--- Start of Provided data ---
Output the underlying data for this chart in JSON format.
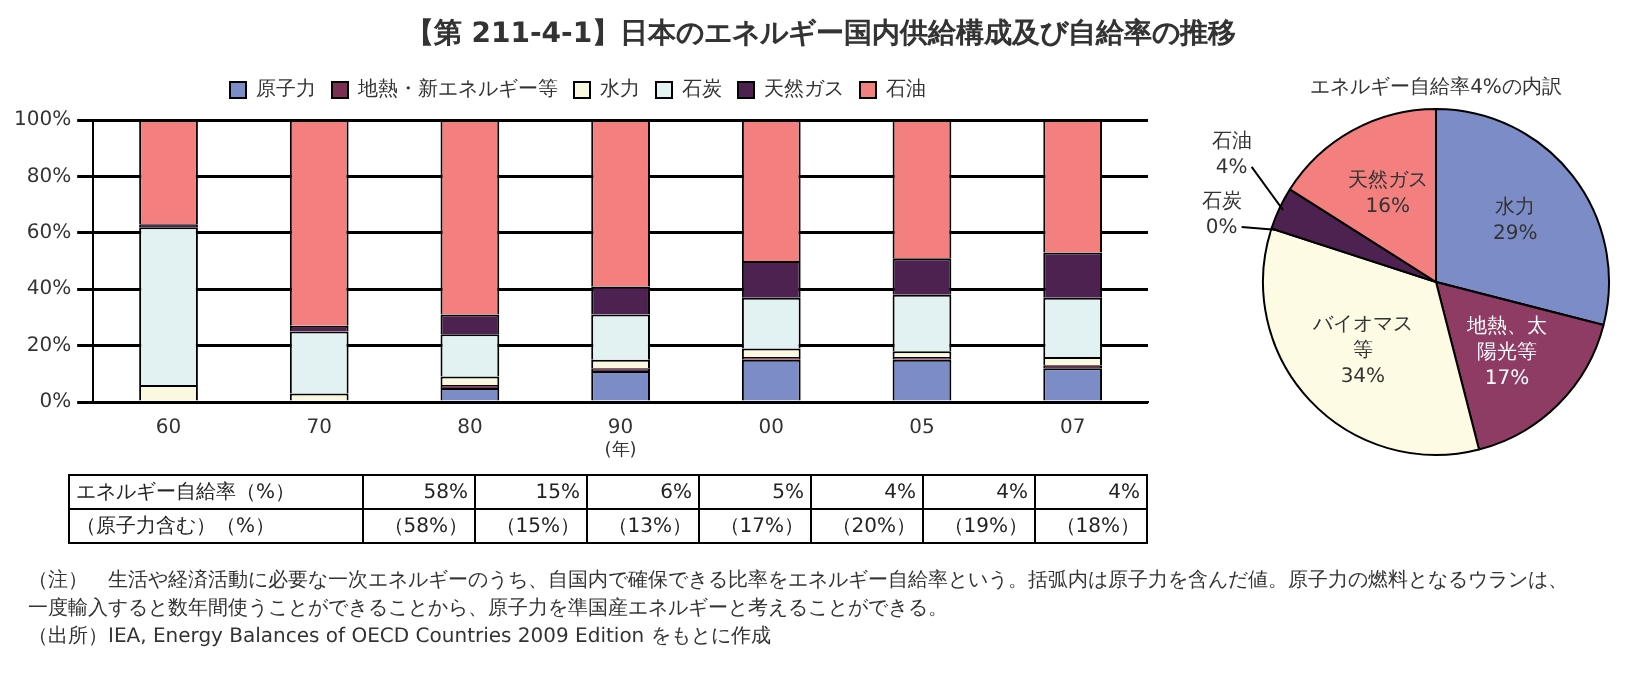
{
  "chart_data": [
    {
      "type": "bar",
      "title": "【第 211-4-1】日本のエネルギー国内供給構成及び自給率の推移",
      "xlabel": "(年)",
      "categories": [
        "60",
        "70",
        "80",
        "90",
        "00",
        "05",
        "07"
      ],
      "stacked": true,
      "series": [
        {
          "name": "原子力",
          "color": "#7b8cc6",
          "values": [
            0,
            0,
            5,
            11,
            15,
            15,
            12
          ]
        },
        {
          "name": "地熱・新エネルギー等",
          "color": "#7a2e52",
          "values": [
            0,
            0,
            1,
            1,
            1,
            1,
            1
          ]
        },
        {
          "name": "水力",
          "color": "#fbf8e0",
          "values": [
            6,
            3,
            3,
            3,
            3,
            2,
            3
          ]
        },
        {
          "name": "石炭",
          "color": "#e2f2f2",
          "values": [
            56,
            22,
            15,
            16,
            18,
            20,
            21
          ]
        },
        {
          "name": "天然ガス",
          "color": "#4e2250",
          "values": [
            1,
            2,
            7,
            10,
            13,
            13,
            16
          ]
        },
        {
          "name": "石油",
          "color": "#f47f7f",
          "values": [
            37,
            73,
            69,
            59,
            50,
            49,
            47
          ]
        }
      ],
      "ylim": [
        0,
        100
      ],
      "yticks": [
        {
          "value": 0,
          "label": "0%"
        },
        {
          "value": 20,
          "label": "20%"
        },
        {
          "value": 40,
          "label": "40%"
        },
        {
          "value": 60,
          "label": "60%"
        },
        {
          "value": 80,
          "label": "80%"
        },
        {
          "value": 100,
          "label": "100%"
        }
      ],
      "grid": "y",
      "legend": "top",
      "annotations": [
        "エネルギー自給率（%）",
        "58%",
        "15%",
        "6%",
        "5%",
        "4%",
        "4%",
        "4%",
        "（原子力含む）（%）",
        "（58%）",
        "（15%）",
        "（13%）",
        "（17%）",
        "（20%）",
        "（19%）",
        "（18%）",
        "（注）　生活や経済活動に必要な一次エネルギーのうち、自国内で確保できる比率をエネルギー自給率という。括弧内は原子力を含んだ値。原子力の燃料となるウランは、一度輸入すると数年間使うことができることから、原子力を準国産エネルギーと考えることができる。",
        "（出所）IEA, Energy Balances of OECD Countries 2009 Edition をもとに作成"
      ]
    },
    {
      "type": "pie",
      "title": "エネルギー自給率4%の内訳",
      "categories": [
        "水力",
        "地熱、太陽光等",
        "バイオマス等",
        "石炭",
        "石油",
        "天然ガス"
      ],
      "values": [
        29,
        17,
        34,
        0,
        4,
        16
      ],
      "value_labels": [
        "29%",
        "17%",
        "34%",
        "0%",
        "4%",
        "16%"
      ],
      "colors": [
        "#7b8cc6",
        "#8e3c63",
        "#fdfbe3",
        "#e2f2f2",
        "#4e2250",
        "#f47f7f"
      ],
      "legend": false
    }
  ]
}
--- End of Provided data ---
> **What the task asks**:
Print every record above exactly as written, leaving out the pictures.

> **Exercise response**:
Output the underlying data for this chart in JSON format.
{
  "chart_data": [
    {
      "type": "bar",
      "title": "【第 211-4-1】日本のエネルギー国内供給構成及び自給率の推移",
      "xlabel": "(年)",
      "categories": [
        "60",
        "70",
        "80",
        "90",
        "00",
        "05",
        "07"
      ],
      "stacked": true,
      "series": [
        {
          "name": "原子力",
          "color": "#7b8cc6",
          "values": [
            0,
            0,
            5,
            11,
            15,
            15,
            12
          ]
        },
        {
          "name": "地熱・新エネルギー等",
          "color": "#7a2e52",
          "values": [
            0,
            0,
            1,
            1,
            1,
            1,
            1
          ]
        },
        {
          "name": "水力",
          "color": "#fbf8e0",
          "values": [
            6,
            3,
            3,
            3,
            3,
            2,
            3
          ]
        },
        {
          "name": "石炭",
          "color": "#e2f2f2",
          "values": [
            56,
            22,
            15,
            16,
            18,
            20,
            21
          ]
        },
        {
          "name": "天然ガス",
          "color": "#4e2250",
          "values": [
            1,
            2,
            7,
            10,
            13,
            13,
            16
          ]
        },
        {
          "name": "石油",
          "color": "#f47f7f",
          "values": [
            37,
            73,
            69,
            59,
            50,
            49,
            47
          ]
        }
      ],
      "ylim": [
        0,
        100
      ],
      "yticks": [
        {
          "value": 0,
          "label": "0%"
        },
        {
          "value": 20,
          "label": "20%"
        },
        {
          "value": 40,
          "label": "40%"
        },
        {
          "value": 60,
          "label": "60%"
        },
        {
          "value": 80,
          "label": "80%"
        },
        {
          "value": 100,
          "label": "100%"
        }
      ],
      "grid": "y",
      "legend": "top",
      "annotations": [
        "エネルギー自給率（%）",
        "58%",
        "15%",
        "6%",
        "5%",
        "4%",
        "4%",
        "4%",
        "（原子力含む）（%）",
        "（58%）",
        "（15%）",
        "（13%）",
        "（17%）",
        "（20%）",
        "（19%）",
        "（18%）",
        "（注）　生活や経済活動に必要な一次エネルギーのうち、自国内で確保できる比率をエネルギー自給率という。括弧内は原子力を含んだ値。原子力の燃料となるウランは、一度輸入すると数年間使うことができることから、原子力を準国産エネルギーと考えることができる。",
        "（出所）IEA, Energy Balances of OECD Countries 2009 Edition をもとに作成"
      ]
    },
    {
      "type": "pie",
      "title": "エネルギー自給率4%の内訳",
      "categories": [
        "水力",
        "地熱、太陽光等",
        "バイオマス等",
        "石炭",
        "石油",
        "天然ガス"
      ],
      "values": [
        29,
        17,
        34,
        0,
        4,
        16
      ],
      "value_labels": [
        "29%",
        "17%",
        "34%",
        "0%",
        "4%",
        "16%"
      ],
      "colors": [
        "#7b8cc6",
        "#8e3c63",
        "#fdfbe3",
        "#e2f2f2",
        "#4e2250",
        "#f47f7f"
      ],
      "legend": false
    }
  ]
}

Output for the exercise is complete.